##### Materials provided #####

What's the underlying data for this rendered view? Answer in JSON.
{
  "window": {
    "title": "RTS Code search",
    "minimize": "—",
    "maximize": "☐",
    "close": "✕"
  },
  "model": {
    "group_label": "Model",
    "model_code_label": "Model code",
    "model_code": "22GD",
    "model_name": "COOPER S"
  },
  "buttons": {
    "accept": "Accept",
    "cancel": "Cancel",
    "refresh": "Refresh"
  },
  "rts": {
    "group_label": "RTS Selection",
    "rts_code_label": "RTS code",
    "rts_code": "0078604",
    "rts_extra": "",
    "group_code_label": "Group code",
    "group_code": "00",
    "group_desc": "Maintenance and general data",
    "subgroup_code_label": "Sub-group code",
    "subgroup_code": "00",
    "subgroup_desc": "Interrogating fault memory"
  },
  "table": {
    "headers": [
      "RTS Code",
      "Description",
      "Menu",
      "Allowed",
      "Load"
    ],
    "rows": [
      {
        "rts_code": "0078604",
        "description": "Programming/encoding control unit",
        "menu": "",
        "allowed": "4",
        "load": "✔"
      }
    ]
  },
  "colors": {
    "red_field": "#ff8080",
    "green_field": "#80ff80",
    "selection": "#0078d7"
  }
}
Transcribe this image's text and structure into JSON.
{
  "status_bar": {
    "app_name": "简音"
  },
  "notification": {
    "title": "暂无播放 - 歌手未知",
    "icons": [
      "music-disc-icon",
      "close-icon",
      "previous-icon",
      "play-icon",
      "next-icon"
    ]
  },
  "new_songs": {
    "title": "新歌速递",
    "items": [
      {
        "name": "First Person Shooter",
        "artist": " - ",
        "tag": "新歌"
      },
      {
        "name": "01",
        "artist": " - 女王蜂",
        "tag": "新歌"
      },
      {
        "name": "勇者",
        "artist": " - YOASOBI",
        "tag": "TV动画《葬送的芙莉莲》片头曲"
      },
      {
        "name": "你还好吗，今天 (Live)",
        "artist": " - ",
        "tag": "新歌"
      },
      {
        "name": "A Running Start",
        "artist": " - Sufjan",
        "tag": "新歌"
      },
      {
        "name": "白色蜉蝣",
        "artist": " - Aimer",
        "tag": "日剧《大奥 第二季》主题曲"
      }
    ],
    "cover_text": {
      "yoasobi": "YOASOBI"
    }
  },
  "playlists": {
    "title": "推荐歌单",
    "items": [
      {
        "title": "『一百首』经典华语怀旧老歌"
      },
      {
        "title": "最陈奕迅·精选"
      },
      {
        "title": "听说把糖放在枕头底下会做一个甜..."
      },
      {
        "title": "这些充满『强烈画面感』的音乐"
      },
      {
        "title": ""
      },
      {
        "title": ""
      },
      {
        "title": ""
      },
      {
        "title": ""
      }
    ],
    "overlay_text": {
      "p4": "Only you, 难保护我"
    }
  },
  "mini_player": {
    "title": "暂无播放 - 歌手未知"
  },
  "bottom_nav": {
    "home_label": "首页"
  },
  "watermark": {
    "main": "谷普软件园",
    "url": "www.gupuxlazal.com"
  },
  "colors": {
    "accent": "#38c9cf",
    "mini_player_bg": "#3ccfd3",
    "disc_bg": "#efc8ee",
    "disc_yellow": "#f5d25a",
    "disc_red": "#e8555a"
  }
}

#####

Tell how many lines of the material above hold "artist", answering with a bare number.

**Exercise response:** 6